╔══

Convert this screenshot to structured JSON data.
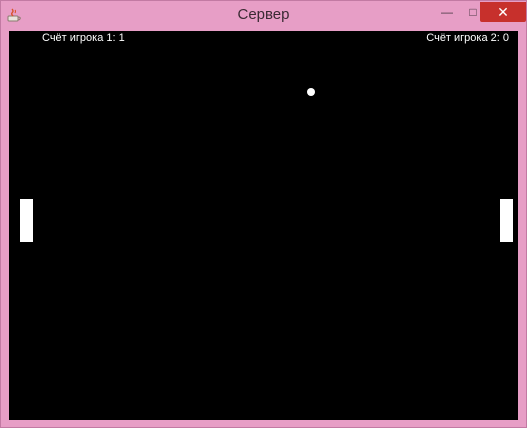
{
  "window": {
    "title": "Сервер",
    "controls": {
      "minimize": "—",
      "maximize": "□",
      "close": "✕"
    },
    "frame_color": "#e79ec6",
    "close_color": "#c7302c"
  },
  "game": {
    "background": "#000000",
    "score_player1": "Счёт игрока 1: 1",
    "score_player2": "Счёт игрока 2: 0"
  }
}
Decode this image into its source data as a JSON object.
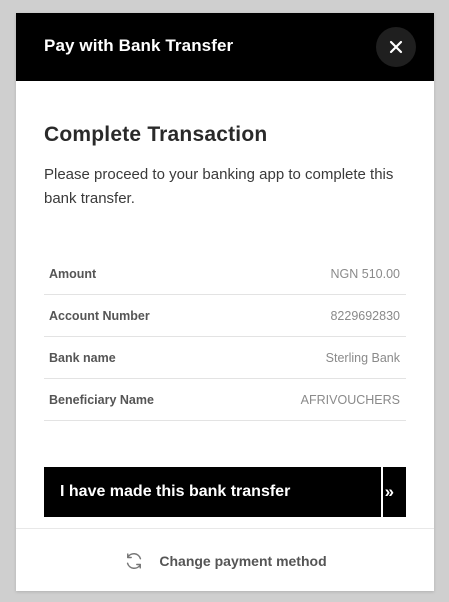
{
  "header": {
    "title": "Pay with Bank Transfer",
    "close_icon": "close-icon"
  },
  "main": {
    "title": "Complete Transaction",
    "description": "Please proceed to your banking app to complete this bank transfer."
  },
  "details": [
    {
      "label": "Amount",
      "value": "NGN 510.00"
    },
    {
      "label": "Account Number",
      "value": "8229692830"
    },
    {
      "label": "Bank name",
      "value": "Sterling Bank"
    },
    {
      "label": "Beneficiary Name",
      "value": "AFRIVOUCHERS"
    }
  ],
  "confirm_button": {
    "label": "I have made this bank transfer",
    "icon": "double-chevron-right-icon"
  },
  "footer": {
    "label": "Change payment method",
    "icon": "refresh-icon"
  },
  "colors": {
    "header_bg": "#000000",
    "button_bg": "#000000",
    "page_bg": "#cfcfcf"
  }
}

╚══
╔══

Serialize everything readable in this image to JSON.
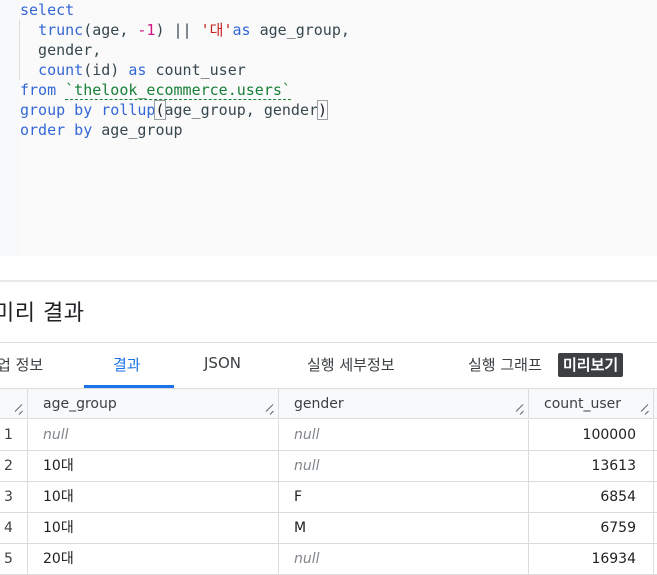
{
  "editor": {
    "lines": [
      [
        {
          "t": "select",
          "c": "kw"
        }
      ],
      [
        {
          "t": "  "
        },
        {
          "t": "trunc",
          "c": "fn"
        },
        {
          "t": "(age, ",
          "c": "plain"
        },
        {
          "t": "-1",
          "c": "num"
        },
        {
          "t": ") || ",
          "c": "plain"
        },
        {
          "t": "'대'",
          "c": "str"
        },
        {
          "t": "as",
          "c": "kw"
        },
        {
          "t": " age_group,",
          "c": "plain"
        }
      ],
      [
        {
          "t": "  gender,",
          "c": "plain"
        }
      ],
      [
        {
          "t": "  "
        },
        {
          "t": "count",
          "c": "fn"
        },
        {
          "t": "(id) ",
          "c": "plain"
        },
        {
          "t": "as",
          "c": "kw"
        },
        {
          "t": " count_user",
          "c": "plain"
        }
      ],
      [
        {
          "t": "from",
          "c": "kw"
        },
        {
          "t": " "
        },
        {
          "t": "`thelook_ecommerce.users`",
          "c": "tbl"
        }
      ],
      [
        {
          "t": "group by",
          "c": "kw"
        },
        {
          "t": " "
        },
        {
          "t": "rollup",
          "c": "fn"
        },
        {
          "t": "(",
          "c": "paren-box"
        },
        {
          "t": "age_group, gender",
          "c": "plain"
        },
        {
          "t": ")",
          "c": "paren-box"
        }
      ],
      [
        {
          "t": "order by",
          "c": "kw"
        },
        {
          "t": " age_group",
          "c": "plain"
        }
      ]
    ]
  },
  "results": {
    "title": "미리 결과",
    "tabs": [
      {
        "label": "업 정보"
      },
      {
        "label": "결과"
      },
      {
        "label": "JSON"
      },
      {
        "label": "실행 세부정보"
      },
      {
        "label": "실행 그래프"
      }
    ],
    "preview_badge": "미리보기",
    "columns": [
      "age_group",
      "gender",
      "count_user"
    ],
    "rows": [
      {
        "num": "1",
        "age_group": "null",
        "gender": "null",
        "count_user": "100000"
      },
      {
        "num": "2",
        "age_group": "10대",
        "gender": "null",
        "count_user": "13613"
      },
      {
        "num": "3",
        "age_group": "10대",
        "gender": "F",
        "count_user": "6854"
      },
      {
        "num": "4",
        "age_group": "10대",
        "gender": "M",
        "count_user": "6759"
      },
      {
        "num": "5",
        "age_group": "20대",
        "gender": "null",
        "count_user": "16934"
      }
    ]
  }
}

╚══

Exercise aim -
Search the data for the string "title". List each line that has it.

Task output -
    "title": "Сервер",
    "title": "Pay with Bank Transfer",
    "title": "Complete Transaction",
    "title": "미리 결과",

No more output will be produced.